Written exercise = Copy all the material below, exactly as it stands.

Records shown =

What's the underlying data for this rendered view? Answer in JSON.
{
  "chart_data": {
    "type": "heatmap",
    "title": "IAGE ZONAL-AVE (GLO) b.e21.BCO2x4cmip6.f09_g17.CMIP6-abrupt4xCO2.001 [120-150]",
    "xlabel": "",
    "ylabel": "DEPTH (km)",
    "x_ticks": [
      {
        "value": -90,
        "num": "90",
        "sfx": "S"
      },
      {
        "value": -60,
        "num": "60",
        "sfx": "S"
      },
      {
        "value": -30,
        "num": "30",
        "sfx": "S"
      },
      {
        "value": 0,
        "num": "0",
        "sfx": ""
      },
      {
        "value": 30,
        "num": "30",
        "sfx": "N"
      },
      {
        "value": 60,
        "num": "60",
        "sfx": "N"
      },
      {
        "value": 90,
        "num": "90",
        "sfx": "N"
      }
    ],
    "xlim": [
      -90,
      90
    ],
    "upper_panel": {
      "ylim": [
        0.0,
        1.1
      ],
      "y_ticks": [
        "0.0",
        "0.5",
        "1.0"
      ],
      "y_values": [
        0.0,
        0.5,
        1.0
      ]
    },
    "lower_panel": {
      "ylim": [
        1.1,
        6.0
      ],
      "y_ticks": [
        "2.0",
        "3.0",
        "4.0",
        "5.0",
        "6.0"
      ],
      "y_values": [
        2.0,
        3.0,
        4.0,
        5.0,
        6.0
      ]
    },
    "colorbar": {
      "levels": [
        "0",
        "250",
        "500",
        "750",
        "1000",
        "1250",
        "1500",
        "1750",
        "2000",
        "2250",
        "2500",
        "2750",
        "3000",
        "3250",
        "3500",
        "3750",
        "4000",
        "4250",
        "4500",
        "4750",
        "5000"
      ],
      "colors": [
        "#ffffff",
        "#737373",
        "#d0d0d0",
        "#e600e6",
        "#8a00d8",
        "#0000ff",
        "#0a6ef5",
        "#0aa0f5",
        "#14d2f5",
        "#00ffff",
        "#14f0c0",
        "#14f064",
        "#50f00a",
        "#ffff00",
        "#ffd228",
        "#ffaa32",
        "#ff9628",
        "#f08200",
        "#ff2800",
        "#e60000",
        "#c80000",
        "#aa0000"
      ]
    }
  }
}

Exercise response =
What's the underlying data for this rendered view? Answer in JSON.
{
  "chart_data": {
    "type": "heatmap",
    "title": "IAGE ZONAL-AVE (GLO) b.e21.BCO2x4cmip6.f09_g17.CMIP6-abrupt4xCO2.001 [120-150]",
    "xlabel": "",
    "ylabel": "DEPTH (km)",
    "x_ticks": [
      {
        "value": -90,
        "num": "90",
        "sfx": "S"
      },
      {
        "value": -60,
        "num": "60",
        "sfx": "S"
      },
      {
        "value": -30,
        "num": "30",
        "sfx": "S"
      },
      {
        "value": 0,
        "num": "0",
        "sfx": ""
      },
      {
        "value": 30,
        "num": "30",
        "sfx": "N"
      },
      {
        "value": 60,
        "num": "60",
        "sfx": "N"
      },
      {
        "value": 90,
        "num": "90",
        "sfx": "N"
      }
    ],
    "xlim": [
      -90,
      90
    ],
    "upper_panel": {
      "ylim": [
        0.0,
        1.1
      ],
      "y_ticks": [
        "0.0",
        "0.5",
        "1.0"
      ],
      "y_values": [
        0.0,
        0.5,
        1.0
      ]
    },
    "lower_panel": {
      "ylim": [
        1.1,
        6.0
      ],
      "y_ticks": [
        "2.0",
        "3.0",
        "4.0",
        "5.0",
        "6.0"
      ],
      "y_values": [
        2.0,
        3.0,
        4.0,
        5.0,
        6.0
      ]
    },
    "colorbar": {
      "levels": [
        "0",
        "250",
        "500",
        "750",
        "1000",
        "1250",
        "1500",
        "1750",
        "2000",
        "2250",
        "2500",
        "2750",
        "3000",
        "3250",
        "3500",
        "3750",
        "4000",
        "4250",
        "4500",
        "4750",
        "5000"
      ],
      "colors": [
        "#ffffff",
        "#737373",
        "#d0d0d0",
        "#e600e6",
        "#8a00d8",
        "#0000ff",
        "#0a6ef5",
        "#0aa0f5",
        "#14d2f5",
        "#00ffff",
        "#14f0c0",
        "#14f064",
        "#50f00a",
        "#ffff00",
        "#ffd228",
        "#ffaa32",
        "#ff9628",
        "#f08200",
        "#ff2800",
        "#e60000",
        "#c80000",
        "#aa0000"
      ]
    }
  }
}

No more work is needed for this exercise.